ACTION ITEM >> Summarize the forum thread about the sick five-month-old goat in two sentences.

# Emergency with 5 month old goat!!!!!!!



## PattiXmas (Jan 1, 2010)

I have a 5 month old nubian doe that is in pretty bad shape. Yesterday, she actually passed a foot long tapeworm. We had given her NutraDrench, Selenium & Vit E Boost Paste and Electrolytes. The E-Vet came out last night and gave her an IV Treatment, Steroid (Dex?). Right now, she is blind (was when the vet was out). Her temp was about 103.7 last night, getting ready to go get another temp on her. Vet thinks daughter might have given too much Ivermectin last night, causing blindness and neuro problems (that's why she IV'd her). She's still blind this morning, diahrea, weakness. She walks like she is drunk, and/or weak (newborn-ish) but could be due to the blindness. She's gritting her teeth still, pretty much still acting like she was before the vet came out and took my cash.

Should I call her back or should I try things myself? We just gave her another warm 5 1/2 ounces of Electrolytes in a bottle. Should I hit her with penicillin G? Anything else? Any ideas? Please help - this is a very expensive show goat.... I can PM my number if anyone has any clue!


----------



## GotmygoatMTJ (Apr 25, 2009)

If she has worms you need to WORM here ASAP. Blindness and drunkeness are the last stages before the doe actually passes away.

SAFEGUARD GOAT WORMER.
Triple the dose THREE DAYS IN A ROW will get rid of tape worms.

Right now it seems you should keep her on what you are doing, but WORM her with safeguard and get IRON into her. Geritol, Redcell, Poly Vi Sol Baby vitamins with Iron, ANYTHING.


----------



## GotmygoatMTJ (Apr 25, 2009)

Oh and you can't O'D with Ivermectrin as it is a more gentle wormer. I have given a little baby a full tube once on accident, she is fine to this day.


----------



## myanjelicgirlz (Jul 19, 2011)

Does she have any kids?


----------



## GotmygoatMTJ (Apr 25, 2009)

myanjelicgirlz- She's 5 months.

How is she doing Patti?


----------



## PattiXmas (Jan 1, 2010)

No kids, not bred. She's still about the same. Kids & hubby are out - one getting the iron drops, one getting the SafeGuard. 

We weaned her a few weeks ago, should we milk my momma doe (doe that gave her milk as summer) and give her some milk to kind of help boost her system?


----------



## PattiXmas (Jan 1, 2010)

Ok, we have the Baby Vitamins with Iron - how much to give her? She's about 30 pounds.


----------



## GotmygoatMTJ (Apr 25, 2009)

You can give her 2 full droppers twice a day. Or even 3 times a day.


----------



## myanjelicgirlz (Jul 19, 2011)

sorry! brain dead today...


----------



## goathiker (Apr 14, 2011)

THE DATA >>
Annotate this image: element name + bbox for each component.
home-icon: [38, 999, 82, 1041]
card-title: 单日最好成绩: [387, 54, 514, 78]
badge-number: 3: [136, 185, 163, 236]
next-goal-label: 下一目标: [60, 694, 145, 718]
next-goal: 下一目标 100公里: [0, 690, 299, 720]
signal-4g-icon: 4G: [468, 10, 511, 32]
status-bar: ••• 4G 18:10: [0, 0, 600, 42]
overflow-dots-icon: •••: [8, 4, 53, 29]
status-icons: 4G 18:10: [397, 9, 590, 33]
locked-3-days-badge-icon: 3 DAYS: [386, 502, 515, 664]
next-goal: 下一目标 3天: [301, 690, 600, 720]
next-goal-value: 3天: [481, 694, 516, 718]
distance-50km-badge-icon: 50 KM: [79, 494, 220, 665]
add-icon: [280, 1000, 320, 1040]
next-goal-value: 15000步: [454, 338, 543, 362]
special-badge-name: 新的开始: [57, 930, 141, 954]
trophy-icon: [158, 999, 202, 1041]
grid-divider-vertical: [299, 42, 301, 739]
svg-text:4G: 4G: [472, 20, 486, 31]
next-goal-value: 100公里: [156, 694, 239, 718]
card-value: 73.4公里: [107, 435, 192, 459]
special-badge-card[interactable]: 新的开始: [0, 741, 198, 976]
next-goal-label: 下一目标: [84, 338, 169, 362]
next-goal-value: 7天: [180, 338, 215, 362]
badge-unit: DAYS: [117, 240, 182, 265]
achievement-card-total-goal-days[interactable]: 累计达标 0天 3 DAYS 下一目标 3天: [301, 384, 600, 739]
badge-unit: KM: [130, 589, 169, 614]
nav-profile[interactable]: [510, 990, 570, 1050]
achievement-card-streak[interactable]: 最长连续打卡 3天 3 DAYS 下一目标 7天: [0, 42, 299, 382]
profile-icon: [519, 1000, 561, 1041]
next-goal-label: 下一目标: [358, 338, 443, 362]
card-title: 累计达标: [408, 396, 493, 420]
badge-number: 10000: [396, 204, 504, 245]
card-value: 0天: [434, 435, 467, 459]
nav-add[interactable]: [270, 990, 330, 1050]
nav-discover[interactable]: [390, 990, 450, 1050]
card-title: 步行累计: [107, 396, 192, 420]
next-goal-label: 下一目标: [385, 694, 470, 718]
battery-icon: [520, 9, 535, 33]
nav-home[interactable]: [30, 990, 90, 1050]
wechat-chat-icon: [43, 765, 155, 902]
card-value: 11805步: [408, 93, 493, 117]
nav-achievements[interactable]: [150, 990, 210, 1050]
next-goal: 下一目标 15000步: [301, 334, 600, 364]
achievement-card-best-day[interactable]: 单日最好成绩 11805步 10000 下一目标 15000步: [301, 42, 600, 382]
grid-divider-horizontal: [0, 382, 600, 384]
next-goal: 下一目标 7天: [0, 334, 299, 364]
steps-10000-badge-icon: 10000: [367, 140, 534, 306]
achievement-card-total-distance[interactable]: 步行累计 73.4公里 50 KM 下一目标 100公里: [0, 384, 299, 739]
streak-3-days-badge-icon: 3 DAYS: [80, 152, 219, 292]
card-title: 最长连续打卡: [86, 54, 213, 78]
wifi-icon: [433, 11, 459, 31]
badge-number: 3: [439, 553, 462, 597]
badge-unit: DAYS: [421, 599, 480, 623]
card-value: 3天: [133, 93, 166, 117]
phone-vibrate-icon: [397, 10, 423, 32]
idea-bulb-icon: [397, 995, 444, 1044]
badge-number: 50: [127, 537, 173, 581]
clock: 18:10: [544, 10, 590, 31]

ANSWER AREA >> A poster describes a five-month-old Nubian doe that passed a foot-long tapeworm and is still blind, weak, wobbly, gritting her teeth and suffering diarrhea after supplements and an IV treatment from an emergency vet, who suspected too much Ivermectin. Another member urges worming her with SafeGuard at triple the dose for three days in a row and giving her iron, such as baby vitamins with iron at two full droppers two or three times a day.